Goal of the exercise => Look below and pull out each line with the word "JSON".

Data items =>
---------------
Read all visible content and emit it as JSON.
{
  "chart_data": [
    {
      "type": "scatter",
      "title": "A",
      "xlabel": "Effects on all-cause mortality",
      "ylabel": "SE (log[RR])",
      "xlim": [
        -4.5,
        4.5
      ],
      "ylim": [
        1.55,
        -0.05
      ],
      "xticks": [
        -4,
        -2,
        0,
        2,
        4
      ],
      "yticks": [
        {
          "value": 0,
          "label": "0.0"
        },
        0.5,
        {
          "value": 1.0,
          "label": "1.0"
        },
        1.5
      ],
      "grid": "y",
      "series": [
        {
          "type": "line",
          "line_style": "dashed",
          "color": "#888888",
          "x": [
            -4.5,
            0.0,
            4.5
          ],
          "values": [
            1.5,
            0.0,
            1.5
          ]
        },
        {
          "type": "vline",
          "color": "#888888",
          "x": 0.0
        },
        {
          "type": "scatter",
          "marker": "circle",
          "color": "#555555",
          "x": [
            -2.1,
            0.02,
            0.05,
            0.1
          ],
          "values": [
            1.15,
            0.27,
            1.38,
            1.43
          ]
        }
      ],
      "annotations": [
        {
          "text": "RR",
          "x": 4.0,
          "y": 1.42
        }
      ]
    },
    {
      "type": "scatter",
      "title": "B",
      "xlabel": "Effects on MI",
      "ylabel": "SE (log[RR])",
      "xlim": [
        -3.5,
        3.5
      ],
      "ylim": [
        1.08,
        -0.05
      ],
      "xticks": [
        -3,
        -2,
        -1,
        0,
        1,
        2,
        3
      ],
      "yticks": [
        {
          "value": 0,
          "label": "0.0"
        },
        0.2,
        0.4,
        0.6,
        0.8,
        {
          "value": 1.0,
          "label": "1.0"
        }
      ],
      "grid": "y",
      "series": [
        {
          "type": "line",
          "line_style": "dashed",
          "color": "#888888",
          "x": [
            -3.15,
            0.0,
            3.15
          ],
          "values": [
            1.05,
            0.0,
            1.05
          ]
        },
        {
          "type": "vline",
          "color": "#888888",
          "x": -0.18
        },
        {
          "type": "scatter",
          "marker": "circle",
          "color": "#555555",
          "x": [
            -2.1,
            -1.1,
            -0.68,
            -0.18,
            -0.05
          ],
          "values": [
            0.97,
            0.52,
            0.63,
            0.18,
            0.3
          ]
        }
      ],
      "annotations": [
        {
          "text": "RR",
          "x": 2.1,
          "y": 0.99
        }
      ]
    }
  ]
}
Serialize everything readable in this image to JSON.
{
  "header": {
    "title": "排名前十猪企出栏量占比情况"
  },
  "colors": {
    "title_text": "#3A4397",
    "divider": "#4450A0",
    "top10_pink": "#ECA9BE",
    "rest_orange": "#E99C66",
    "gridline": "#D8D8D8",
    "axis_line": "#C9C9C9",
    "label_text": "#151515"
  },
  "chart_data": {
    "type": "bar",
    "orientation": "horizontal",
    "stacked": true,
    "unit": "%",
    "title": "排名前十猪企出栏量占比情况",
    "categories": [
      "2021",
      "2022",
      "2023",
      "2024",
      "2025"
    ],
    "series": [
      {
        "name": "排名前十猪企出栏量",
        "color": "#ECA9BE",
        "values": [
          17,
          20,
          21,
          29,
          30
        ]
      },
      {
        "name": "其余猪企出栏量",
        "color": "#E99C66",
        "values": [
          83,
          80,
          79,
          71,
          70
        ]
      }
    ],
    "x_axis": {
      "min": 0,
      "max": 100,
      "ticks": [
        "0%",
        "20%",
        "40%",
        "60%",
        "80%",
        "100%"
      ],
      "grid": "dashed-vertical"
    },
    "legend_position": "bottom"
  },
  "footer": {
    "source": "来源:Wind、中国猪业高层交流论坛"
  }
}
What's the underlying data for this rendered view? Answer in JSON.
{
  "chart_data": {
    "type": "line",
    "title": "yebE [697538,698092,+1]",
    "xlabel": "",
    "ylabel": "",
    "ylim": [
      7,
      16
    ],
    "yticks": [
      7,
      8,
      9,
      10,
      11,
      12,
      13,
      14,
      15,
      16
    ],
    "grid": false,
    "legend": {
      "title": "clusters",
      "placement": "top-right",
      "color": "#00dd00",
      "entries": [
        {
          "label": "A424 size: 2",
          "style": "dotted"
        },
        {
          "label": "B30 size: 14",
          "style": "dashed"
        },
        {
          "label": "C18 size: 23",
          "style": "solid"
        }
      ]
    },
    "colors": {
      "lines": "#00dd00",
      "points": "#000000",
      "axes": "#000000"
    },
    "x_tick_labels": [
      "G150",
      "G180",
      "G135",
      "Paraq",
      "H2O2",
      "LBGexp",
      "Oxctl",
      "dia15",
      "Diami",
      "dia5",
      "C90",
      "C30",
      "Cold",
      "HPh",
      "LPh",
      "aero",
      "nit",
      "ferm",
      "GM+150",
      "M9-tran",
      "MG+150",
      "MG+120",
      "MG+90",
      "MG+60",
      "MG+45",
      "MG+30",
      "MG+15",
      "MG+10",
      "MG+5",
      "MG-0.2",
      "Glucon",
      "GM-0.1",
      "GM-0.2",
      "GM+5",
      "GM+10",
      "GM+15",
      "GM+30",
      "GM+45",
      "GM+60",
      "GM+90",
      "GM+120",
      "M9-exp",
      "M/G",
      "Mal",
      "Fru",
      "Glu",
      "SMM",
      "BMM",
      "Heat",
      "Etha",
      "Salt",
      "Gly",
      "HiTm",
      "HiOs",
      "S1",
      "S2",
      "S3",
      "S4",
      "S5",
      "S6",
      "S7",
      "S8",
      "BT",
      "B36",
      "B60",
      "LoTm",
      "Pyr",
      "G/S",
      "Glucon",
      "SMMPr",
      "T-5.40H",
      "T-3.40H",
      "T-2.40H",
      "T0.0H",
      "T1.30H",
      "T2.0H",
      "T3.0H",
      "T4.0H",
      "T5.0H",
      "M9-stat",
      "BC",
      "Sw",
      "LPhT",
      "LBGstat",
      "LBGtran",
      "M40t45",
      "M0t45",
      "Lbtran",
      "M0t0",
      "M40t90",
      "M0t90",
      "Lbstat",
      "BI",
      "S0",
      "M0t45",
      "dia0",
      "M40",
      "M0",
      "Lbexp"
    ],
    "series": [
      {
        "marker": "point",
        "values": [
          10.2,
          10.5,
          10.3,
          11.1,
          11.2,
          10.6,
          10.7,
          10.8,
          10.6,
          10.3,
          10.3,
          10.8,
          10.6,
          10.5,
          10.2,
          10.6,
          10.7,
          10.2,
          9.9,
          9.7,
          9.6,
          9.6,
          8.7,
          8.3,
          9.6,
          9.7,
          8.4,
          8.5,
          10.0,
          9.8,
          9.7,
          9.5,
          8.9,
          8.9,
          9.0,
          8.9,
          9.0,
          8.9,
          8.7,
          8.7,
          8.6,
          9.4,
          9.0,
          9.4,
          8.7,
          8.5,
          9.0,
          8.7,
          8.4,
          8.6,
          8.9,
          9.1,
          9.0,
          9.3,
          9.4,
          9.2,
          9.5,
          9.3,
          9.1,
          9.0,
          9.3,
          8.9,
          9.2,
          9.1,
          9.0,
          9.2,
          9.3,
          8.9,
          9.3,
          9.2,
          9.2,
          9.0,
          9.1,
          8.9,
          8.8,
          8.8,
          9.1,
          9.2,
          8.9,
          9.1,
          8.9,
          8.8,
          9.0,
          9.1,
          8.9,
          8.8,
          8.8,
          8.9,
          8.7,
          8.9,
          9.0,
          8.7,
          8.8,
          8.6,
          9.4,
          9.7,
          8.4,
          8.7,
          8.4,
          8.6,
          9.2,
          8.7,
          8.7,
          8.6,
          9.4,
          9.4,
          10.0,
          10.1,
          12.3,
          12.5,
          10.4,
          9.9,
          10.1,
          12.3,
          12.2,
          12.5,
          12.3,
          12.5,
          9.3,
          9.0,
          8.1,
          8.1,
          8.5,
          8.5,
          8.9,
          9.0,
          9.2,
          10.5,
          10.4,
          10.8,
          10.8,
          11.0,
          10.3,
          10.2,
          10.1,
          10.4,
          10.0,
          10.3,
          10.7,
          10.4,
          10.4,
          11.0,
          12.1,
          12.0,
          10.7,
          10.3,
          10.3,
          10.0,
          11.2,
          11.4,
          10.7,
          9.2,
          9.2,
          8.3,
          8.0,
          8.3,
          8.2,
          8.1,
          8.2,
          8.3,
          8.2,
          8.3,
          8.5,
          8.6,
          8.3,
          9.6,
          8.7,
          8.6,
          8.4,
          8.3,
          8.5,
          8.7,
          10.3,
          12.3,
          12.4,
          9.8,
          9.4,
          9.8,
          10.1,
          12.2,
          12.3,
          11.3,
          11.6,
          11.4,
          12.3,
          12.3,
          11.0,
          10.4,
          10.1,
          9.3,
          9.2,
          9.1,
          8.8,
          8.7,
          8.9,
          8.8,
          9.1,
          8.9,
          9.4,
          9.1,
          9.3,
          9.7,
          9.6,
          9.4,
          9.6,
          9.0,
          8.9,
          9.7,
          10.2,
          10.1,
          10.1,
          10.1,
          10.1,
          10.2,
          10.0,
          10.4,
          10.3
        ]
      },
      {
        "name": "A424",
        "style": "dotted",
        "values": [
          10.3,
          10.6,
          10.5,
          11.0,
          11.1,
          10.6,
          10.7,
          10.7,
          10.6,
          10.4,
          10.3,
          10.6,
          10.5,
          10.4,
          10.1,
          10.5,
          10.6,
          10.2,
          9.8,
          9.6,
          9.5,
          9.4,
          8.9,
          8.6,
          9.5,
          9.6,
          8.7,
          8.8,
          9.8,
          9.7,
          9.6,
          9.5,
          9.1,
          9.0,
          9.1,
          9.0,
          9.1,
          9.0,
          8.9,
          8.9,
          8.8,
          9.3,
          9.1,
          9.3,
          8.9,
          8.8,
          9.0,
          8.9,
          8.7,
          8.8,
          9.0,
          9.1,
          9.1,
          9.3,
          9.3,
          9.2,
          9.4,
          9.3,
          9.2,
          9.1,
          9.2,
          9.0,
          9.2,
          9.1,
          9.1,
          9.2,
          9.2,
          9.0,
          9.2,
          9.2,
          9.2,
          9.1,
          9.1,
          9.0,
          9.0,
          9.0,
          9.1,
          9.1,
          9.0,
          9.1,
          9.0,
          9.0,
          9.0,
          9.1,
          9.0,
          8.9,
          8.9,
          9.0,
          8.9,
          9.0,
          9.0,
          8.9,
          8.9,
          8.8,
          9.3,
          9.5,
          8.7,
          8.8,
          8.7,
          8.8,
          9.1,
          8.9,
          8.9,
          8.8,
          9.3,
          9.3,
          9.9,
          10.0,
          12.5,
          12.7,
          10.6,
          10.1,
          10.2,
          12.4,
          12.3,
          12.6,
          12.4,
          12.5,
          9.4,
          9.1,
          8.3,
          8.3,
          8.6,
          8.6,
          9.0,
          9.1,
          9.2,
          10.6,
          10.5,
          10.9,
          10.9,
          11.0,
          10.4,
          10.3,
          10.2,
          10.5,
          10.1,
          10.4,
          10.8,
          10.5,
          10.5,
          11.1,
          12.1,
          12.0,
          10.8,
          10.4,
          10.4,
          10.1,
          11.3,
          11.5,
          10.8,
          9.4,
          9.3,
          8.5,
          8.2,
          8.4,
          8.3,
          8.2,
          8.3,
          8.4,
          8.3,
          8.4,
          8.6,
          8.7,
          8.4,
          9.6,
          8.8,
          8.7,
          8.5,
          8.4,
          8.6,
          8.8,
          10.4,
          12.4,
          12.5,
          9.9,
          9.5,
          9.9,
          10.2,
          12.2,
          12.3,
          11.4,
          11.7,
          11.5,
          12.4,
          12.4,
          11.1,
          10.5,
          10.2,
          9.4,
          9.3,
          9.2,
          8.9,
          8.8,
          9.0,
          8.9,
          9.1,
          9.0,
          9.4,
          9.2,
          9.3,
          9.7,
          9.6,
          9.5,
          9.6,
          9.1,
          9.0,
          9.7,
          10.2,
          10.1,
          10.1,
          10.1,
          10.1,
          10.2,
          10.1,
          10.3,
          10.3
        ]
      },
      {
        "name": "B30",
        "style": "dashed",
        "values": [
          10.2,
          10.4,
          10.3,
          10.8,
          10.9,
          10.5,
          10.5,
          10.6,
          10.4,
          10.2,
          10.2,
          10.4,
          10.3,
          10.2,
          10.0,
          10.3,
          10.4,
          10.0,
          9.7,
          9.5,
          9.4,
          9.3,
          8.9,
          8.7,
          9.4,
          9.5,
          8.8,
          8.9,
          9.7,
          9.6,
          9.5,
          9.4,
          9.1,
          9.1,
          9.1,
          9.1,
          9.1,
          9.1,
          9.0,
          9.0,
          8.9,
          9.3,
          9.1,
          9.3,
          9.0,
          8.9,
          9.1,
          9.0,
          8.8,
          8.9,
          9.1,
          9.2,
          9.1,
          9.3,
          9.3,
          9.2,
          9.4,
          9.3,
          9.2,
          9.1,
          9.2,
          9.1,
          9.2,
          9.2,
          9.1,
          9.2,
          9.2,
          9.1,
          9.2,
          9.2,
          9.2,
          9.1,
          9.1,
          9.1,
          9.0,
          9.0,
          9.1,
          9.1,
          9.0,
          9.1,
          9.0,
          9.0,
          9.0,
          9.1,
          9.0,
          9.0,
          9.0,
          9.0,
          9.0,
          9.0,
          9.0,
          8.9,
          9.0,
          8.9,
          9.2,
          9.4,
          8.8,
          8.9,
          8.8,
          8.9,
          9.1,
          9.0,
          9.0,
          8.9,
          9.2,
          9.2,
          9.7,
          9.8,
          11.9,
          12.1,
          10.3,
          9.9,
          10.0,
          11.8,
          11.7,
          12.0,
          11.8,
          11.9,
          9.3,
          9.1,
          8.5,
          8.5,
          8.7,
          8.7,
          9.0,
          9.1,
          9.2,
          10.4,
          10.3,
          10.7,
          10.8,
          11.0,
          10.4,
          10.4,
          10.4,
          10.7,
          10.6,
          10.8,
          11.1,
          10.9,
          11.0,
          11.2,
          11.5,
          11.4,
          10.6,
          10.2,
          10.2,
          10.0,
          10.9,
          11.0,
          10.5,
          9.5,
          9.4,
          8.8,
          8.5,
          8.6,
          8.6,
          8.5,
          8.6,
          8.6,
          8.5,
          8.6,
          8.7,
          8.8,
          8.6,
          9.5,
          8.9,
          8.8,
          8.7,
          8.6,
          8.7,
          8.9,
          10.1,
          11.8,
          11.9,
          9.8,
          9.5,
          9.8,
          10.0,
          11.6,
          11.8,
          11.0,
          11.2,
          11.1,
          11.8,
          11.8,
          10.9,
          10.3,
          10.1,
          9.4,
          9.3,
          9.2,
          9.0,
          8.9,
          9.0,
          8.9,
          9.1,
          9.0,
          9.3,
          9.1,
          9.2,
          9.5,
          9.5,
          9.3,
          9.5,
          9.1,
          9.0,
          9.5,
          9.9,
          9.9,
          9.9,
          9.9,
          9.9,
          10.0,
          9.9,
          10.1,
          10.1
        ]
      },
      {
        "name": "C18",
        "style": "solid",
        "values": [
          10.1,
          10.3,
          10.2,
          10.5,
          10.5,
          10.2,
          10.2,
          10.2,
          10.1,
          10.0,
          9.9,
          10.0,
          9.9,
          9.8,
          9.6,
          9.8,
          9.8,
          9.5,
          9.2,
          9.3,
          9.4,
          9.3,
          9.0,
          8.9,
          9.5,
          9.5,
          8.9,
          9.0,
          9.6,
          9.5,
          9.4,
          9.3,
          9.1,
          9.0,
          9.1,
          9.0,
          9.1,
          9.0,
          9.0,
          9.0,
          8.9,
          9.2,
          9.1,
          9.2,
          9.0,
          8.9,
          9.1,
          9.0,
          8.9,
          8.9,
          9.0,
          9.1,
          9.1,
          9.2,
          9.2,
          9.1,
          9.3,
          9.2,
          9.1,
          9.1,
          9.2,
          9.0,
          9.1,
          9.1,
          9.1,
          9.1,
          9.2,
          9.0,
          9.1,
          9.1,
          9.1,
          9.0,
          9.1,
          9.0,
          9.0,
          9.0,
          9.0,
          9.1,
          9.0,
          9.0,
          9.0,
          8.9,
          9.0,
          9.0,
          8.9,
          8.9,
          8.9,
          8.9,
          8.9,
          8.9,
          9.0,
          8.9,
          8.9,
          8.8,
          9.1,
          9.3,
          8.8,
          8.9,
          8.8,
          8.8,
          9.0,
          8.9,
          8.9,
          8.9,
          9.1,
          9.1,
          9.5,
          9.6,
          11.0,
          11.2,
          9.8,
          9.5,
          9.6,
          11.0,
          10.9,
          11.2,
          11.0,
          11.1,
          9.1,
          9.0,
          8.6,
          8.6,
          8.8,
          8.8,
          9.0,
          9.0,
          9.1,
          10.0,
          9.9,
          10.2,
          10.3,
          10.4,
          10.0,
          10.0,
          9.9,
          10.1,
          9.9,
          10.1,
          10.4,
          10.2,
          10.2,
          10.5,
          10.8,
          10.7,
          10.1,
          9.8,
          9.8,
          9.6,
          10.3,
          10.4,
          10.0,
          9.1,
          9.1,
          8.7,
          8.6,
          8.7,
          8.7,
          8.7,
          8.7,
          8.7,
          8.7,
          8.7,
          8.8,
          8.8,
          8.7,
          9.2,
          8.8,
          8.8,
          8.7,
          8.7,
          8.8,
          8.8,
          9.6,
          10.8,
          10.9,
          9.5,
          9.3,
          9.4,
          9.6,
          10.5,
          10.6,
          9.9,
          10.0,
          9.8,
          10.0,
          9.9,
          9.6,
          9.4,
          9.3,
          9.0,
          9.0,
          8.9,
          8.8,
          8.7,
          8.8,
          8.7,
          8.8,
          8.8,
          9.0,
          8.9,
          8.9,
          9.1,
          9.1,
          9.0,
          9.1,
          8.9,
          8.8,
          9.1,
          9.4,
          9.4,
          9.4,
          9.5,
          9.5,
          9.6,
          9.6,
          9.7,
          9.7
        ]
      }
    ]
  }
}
---------------
Answer to this exercise =>
Read all visible content and emit it as JSON.
Serialize everything readable in this image to JSON.
What's the underlying data for this rendered view? Answer in JSON.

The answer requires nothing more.